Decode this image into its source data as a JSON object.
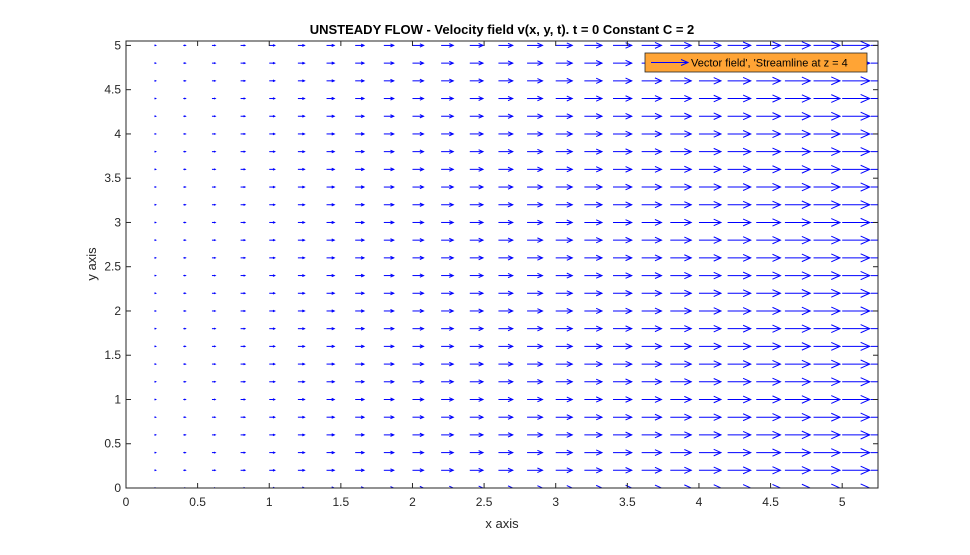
{
  "chart_data": {
    "type": "quiver",
    "title": "UNSTEADY FLOW - Velocity field v(x, y, t). t = 0  Constant C = 2",
    "xlabel": "x axis",
    "ylabel": "y axis",
    "xlim": [
      0,
      5.25
    ],
    "ylim": [
      0,
      5.05
    ],
    "xticks": [
      "0",
      "0.5",
      "1",
      "1.5",
      "2",
      "2.5",
      "3",
      "3.5",
      "4",
      "4.5",
      "5"
    ],
    "yticks": [
      "0",
      "0.5",
      "1",
      "1.5",
      "2",
      "2.5",
      "3",
      "3.5",
      "4",
      "4.5",
      "5"
    ],
    "xtick_values": [
      0,
      0.5,
      1,
      1.5,
      2,
      2.5,
      3,
      3.5,
      4,
      4.5,
      5
    ],
    "ytick_values": [
      0,
      0.5,
      1,
      1.5,
      2,
      2.5,
      3,
      3.5,
      4,
      4.5,
      5
    ],
    "grid": {
      "x_start": 0.2,
      "x_step": 0.2,
      "y_start": 0,
      "y_step": 0.2,
      "count_x": 26,
      "count_y": 26
    },
    "field": {
      "u": "C*x",
      "v": "0",
      "C": 2
    },
    "series": [
      {
        "name": "Vector field', 'Streamline at z = 4",
        "color": "#0000ff"
      }
    ],
    "legend": {
      "placement": "top-right",
      "background": "#ffa435",
      "line_color": "#0000ff"
    },
    "grid_on": false
  }
}
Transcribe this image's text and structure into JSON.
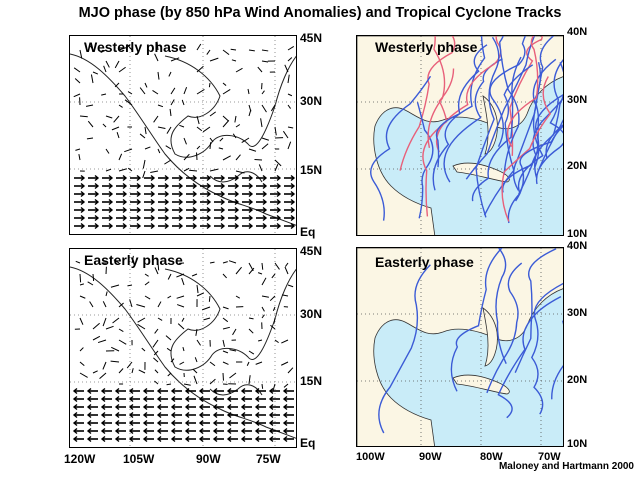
{
  "title": "MJO phase (by 850 hPa Wind Anomalies) and Tropical Cyclone Tracks",
  "panels": {
    "wind_westerly": "Westerly phase",
    "wind_easterly": "Easterly phase",
    "track_westerly": "Westerly phase",
    "track_easterly": "Easterly phase"
  },
  "wind_lat_labels": [
    "45N",
    "30N",
    "15N",
    "Eq"
  ],
  "wind_lon_labels": [
    "120W",
    "105W",
    "90W",
    "75W"
  ],
  "track_lat_labels": [
    "40N",
    "30N",
    "20N",
    "10N"
  ],
  "track_lon_labels": [
    "100W",
    "90W",
    "80W",
    "70W"
  ],
  "credit": "Maloney and Hartmann 2000",
  "colors": {
    "ocean": "#c9ecf8",
    "land": "#fbf6e4",
    "track_blue": "#3b5bd6",
    "track_red": "#e8607a"
  }
}
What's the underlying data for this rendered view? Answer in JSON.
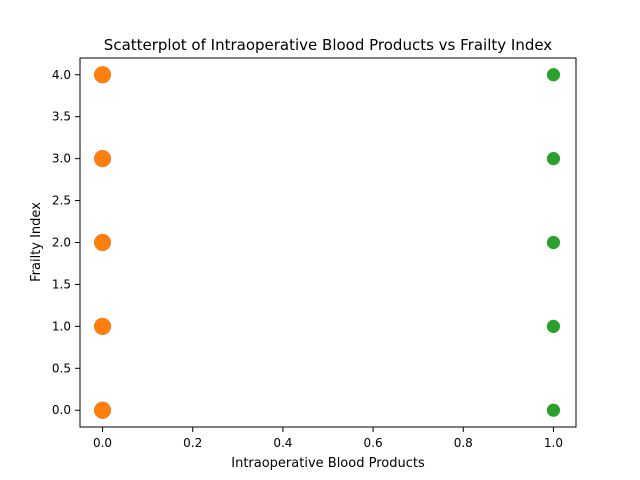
{
  "chart_data": {
    "type": "scatter",
    "title": "Scatterplot of Intraoperative Blood Products vs Frailty Index",
    "xlabel": "Intraoperative Blood Products",
    "ylabel": "Frailty Index",
    "xlim": [
      -0.05,
      1.05
    ],
    "ylim": [
      -0.2,
      4.2
    ],
    "x_ticks": [
      0.0,
      0.2,
      0.4,
      0.6,
      0.8,
      1.0
    ],
    "x_tick_labels": [
      "0.0",
      "0.2",
      "0.4",
      "0.6",
      "0.8",
      "1.0"
    ],
    "y_ticks": [
      0.0,
      0.5,
      1.0,
      1.5,
      2.0,
      2.5,
      3.0,
      3.5,
      4.0
    ],
    "y_tick_labels": [
      "0.0",
      "0.5",
      "1.0",
      "1.5",
      "2.0",
      "2.5",
      "3.0",
      "3.5",
      "4.0"
    ],
    "grid": false,
    "legend": "none",
    "series": [
      {
        "color": "#1f77b4",
        "marker_scale": 1.3,
        "points": [
          {
            "x": 0,
            "y": 0
          },
          {
            "x": 0,
            "y": 1
          },
          {
            "x": 0,
            "y": 2
          },
          {
            "x": 0,
            "y": 3
          },
          {
            "x": 0,
            "y": 4
          }
        ]
      },
      {
        "color": "#ff7f0e",
        "marker_scale": 1.3,
        "points": [
          {
            "x": 0,
            "y": 0
          },
          {
            "x": 0,
            "y": 1
          },
          {
            "x": 0,
            "y": 2
          },
          {
            "x": 0,
            "y": 3
          },
          {
            "x": 0,
            "y": 4
          }
        ]
      },
      {
        "color": "#2ca02c",
        "marker_scale": 1.0,
        "points": [
          {
            "x": 1,
            "y": 0
          },
          {
            "x": 1,
            "y": 1
          },
          {
            "x": 1,
            "y": 2
          },
          {
            "x": 1,
            "y": 3
          },
          {
            "x": 1,
            "y": 4
          }
        ]
      }
    ]
  }
}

# # # # # # #

Your objective
All records should be output exactly, with the pictures left out.

Complete answer
Decode this image into its source data as a JSON object.
{
  "chart_data": {
    "type": "quiver",
    "title": "UNSTEADY FLOW - Velocity field v(x, y, t). t = 0  Constant C = 2",
    "xlabel": "x axis",
    "ylabel": "y axis",
    "xlim": [
      0,
      5.25
    ],
    "ylim": [
      0,
      5.05
    ],
    "xticks": [
      "0",
      "0.5",
      "1",
      "1.5",
      "2",
      "2.5",
      "3",
      "3.5",
      "4",
      "4.5",
      "5"
    ],
    "yticks": [
      "0",
      "0.5",
      "1",
      "1.5",
      "2",
      "2.5",
      "3",
      "3.5",
      "4",
      "4.5",
      "5"
    ],
    "xtick_values": [
      0,
      0.5,
      1,
      1.5,
      2,
      2.5,
      3,
      3.5,
      4,
      4.5,
      5
    ],
    "ytick_values": [
      0,
      0.5,
      1,
      1.5,
      2,
      2.5,
      3,
      3.5,
      4,
      4.5,
      5
    ],
    "grid": {
      "x_start": 0.2,
      "x_step": 0.2,
      "y_start": 0,
      "y_step": 0.2,
      "count_x": 26,
      "count_y": 26
    },
    "field": {
      "u": "C*x",
      "v": "0",
      "C": 2
    },
    "series": [
      {
        "name": "Vector field', 'Streamline at z = 4",
        "color": "#0000ff"
      }
    ],
    "legend": {
      "placement": "top-right",
      "background": "#ffa435",
      "line_color": "#0000ff"
    },
    "grid_on": false
  }
}
Transcribe this image's text and structure into JSON.
{
  "title": "MJO phase (by 850 hPa Wind Anomalies) and Tropical Cyclone Tracks",
  "panels": {
    "wind_westerly": "Westerly phase",
    "wind_easterly": "Easterly phase",
    "track_westerly": "Westerly phase",
    "track_easterly": "Easterly phase"
  },
  "wind_lat_labels": [
    "45N",
    "30N",
    "15N",
    "Eq"
  ],
  "wind_lon_labels": [
    "120W",
    "105W",
    "90W",
    "75W"
  ],
  "track_lat_labels": [
    "40N",
    "30N",
    "20N",
    "10N"
  ],
  "track_lon_labels": [
    "100W",
    "90W",
    "80W",
    "70W"
  ],
  "credit": "Maloney and Hartmann 2000",
  "colors": {
    "ocean": "#c9ecf8",
    "land": "#fbf6e4",
    "track_blue": "#3b5bd6",
    "track_red": "#e8607a"
  }
}
What's the underlying data for this rendered view? Answer in JSON.
{
  "chart_data": {
    "type": "scatter",
    "title": "Scatterplot of Intraoperative Blood Products vs Frailty Index",
    "xlabel": "Intraoperative Blood Products",
    "ylabel": "Frailty Index",
    "xlim": [
      -0.05,
      1.05
    ],
    "ylim": [
      -0.2,
      4.2
    ],
    "x_ticks": [
      0.0,
      0.2,
      0.4,
      0.6,
      0.8,
      1.0
    ],
    "x_tick_labels": [
      "0.0",
      "0.2",
      "0.4",
      "0.6",
      "0.8",
      "1.0"
    ],
    "y_ticks": [
      0.0,
      0.5,
      1.0,
      1.5,
      2.0,
      2.5,
      3.0,
      3.5,
      4.0
    ],
    "y_tick_labels": [
      "0.0",
      "0.5",
      "1.0",
      "1.5",
      "2.0",
      "2.5",
      "3.0",
      "3.5",
      "4.0"
    ],
    "grid": false,
    "legend": "none",
    "series": [
      {
        "color": "#1f77b4",
        "marker_scale": 1.3,
        "points": [
          {
            "x": 0,
            "y": 0
          },
          {
            "x": 0,
            "y": 1
          },
          {
            "x": 0,
            "y": 2
          },
          {
            "x": 0,
            "y": 3
          },
          {
            "x": 0,
            "y": 4
          }
        ]
      },
      {
        "color": "#ff7f0e",
        "marker_scale": 1.3,
        "points": [
          {
            "x": 0,
            "y": 0
          },
          {
            "x": 0,
            "y": 1
          },
          {
            "x": 0,
            "y": 2
          },
          {
            "x": 0,
            "y": 3
          },
          {
            "x": 0,
            "y": 4
          }
        ]
      },
      {
        "color": "#2ca02c",
        "marker_scale": 1.0,
        "points": [
          {
            "x": 1,
            "y": 0
          },
          {
            "x": 1,
            "y": 1
          },
          {
            "x": 1,
            "y": 2
          },
          {
            "x": 1,
            "y": 3
          },
          {
            "x": 1,
            "y": 4
          }
        ]
      }
    ]
  }
}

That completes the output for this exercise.